### Data
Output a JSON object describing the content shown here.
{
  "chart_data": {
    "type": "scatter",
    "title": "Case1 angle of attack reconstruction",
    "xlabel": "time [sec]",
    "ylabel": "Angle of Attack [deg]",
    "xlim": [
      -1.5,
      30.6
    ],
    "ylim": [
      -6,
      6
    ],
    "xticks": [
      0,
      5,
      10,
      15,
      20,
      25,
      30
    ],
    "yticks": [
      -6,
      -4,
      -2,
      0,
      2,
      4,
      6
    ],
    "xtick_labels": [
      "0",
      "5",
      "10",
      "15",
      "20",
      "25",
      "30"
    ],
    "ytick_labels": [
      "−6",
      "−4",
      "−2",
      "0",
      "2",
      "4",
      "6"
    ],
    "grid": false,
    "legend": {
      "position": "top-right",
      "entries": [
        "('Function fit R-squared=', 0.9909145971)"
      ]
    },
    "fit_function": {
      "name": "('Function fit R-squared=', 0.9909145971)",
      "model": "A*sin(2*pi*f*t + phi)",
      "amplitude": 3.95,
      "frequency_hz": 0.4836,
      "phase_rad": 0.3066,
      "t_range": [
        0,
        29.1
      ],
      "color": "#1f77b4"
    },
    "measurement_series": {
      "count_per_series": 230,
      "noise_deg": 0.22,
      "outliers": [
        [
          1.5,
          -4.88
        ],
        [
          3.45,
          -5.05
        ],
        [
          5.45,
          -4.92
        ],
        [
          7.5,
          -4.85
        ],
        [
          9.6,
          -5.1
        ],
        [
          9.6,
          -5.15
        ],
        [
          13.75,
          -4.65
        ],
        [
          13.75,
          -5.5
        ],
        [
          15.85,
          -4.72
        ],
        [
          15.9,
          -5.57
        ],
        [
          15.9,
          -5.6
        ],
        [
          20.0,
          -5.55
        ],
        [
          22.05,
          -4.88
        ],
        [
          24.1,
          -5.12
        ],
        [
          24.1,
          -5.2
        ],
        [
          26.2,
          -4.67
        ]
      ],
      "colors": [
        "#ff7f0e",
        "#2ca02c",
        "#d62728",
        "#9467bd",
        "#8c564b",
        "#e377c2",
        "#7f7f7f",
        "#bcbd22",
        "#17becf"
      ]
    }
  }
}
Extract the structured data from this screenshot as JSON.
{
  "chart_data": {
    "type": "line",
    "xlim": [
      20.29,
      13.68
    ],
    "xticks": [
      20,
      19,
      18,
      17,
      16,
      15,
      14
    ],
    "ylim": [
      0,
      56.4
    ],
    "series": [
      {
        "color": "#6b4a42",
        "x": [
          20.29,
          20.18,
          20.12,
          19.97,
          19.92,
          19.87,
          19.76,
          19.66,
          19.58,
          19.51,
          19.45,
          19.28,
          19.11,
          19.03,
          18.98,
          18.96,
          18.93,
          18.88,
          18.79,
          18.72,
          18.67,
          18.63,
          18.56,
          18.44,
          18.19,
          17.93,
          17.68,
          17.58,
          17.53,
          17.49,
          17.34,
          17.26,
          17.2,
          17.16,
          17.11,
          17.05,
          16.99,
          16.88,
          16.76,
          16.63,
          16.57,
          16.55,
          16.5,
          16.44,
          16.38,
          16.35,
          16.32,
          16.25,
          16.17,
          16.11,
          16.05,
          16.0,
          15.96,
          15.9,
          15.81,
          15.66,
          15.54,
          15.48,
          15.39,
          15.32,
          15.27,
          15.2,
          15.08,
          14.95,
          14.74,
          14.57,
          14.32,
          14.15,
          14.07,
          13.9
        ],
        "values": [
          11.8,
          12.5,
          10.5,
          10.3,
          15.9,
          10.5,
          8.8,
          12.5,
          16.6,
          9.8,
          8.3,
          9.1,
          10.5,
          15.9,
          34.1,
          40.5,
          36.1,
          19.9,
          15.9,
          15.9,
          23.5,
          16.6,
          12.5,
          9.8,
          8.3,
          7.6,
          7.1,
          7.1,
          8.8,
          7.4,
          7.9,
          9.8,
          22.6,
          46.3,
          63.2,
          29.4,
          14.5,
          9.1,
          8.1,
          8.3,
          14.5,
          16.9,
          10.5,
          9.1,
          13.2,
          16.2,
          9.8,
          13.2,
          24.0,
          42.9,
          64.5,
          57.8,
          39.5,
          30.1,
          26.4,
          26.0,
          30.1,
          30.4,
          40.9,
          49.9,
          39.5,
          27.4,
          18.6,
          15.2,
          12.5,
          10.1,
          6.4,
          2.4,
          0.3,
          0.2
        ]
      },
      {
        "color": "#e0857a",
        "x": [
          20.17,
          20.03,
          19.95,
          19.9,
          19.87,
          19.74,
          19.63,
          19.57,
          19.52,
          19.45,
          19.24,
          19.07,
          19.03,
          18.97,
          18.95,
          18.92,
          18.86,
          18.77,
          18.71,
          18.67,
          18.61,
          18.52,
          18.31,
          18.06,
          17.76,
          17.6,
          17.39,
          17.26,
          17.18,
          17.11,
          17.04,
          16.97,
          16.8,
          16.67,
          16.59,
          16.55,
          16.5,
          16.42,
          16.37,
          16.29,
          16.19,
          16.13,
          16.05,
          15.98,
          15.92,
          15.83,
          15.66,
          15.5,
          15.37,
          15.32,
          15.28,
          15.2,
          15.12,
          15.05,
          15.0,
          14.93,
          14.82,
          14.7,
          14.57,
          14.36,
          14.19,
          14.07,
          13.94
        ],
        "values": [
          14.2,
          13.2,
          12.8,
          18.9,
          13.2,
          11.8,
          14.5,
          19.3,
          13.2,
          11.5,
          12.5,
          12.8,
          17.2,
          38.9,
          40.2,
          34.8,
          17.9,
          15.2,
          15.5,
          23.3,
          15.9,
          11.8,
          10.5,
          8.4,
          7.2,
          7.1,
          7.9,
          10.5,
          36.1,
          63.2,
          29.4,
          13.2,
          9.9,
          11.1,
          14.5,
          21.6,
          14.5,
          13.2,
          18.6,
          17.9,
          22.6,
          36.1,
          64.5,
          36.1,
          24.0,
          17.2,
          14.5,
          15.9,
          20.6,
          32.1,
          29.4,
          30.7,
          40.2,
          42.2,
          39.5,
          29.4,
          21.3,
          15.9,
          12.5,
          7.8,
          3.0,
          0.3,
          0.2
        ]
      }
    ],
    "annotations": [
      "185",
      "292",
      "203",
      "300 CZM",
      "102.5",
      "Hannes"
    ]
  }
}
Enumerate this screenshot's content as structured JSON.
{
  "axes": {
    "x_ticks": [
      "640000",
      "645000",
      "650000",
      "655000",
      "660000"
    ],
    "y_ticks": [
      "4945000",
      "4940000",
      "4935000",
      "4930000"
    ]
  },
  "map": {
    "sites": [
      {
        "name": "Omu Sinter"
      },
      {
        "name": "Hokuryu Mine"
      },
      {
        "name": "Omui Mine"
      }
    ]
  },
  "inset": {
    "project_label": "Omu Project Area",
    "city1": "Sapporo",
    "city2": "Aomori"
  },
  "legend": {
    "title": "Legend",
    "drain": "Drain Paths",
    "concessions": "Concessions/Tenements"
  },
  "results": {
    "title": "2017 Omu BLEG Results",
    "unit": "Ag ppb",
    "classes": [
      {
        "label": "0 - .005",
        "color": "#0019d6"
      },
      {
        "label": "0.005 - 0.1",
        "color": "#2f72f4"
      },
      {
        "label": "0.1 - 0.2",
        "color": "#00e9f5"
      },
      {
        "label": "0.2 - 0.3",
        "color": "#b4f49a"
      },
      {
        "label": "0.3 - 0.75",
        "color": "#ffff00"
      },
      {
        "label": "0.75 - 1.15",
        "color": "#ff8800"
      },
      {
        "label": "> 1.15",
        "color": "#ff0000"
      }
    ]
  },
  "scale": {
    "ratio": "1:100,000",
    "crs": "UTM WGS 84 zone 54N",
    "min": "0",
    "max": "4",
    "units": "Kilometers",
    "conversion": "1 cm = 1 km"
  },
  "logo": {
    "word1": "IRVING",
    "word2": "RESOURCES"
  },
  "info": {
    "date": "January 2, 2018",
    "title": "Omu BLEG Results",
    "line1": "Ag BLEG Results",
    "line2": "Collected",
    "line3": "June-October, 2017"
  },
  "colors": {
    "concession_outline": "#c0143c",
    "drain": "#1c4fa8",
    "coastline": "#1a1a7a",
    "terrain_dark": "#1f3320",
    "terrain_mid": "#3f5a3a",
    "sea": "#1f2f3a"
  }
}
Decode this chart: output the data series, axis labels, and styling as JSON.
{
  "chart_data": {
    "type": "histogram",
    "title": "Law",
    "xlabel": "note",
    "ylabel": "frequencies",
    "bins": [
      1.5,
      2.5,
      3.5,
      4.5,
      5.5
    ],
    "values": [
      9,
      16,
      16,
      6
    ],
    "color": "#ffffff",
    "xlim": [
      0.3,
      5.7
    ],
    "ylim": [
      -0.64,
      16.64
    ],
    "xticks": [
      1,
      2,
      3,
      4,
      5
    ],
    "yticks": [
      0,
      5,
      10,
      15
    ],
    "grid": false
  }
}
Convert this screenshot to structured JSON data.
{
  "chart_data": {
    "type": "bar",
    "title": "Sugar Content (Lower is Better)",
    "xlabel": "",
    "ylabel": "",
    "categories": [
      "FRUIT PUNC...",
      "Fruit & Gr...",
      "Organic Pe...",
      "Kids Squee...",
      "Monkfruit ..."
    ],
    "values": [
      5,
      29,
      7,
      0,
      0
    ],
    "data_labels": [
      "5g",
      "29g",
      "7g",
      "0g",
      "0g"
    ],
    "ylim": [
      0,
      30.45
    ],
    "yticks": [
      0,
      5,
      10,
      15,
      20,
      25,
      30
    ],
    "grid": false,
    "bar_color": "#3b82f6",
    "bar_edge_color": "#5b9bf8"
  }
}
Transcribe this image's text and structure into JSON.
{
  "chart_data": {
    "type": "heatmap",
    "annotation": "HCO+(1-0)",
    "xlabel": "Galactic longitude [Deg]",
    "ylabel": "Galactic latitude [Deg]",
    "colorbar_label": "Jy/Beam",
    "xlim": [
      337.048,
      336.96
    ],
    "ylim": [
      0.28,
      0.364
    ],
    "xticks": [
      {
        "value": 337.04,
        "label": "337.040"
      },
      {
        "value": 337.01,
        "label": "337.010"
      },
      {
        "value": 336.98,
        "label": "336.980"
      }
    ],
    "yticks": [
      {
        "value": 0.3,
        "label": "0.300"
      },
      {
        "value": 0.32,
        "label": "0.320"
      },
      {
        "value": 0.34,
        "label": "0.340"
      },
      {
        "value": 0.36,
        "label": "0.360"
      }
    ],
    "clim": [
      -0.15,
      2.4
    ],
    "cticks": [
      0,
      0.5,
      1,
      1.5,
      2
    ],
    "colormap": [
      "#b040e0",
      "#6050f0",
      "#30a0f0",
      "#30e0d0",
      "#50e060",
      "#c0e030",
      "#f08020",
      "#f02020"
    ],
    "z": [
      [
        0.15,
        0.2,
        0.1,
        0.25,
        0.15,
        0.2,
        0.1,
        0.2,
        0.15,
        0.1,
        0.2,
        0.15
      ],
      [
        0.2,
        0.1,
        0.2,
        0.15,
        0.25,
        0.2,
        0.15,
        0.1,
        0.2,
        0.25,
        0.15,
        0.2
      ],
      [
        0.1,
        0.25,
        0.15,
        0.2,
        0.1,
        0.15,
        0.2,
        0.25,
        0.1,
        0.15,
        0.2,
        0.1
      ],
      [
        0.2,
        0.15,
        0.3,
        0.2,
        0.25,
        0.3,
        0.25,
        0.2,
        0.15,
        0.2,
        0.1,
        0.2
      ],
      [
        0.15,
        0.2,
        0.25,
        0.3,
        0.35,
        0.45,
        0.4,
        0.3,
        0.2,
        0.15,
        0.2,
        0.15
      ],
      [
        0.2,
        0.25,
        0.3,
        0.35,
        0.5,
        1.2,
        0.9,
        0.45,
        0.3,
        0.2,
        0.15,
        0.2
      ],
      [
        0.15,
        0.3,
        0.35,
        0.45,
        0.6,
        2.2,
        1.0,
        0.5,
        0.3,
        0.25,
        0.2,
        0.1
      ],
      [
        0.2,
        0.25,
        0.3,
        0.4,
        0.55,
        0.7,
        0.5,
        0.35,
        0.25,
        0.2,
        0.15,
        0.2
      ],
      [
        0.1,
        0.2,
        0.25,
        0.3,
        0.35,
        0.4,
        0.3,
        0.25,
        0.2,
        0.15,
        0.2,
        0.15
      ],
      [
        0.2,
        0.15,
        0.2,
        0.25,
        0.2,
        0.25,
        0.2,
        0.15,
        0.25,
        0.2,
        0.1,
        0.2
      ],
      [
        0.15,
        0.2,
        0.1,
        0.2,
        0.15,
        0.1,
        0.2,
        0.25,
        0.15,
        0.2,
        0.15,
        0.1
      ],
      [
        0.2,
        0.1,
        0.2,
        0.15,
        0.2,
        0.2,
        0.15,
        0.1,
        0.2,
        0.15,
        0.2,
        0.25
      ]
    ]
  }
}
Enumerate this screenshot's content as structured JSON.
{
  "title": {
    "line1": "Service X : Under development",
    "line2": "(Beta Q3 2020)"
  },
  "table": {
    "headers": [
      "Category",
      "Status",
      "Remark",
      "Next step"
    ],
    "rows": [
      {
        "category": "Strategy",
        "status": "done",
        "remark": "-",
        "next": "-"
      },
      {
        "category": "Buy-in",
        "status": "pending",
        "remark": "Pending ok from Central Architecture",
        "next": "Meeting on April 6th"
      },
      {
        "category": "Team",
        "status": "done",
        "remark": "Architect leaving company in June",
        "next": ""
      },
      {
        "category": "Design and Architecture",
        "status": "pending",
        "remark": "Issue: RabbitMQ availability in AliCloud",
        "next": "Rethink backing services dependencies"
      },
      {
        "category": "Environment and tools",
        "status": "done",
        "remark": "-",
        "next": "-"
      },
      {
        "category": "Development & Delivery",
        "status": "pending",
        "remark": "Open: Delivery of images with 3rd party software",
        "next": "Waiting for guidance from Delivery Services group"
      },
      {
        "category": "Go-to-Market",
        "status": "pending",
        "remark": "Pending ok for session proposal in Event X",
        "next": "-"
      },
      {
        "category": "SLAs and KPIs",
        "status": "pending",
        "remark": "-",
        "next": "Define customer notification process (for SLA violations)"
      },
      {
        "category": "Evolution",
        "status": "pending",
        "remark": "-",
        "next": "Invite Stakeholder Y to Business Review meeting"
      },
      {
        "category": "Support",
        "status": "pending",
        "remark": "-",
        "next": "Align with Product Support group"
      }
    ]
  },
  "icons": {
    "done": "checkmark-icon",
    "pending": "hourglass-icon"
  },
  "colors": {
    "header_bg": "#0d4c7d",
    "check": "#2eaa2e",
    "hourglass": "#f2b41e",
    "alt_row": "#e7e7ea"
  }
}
######
* [Exercise] Select and copy each line from the data that includes the word "name".

* [Completed task]
      "name": "('Function fit R-squared=', 0.9909145971)",
        "name": "Omu Sinter"
        "name": "Hokuryu Mine"
        "name": "Omui Mine"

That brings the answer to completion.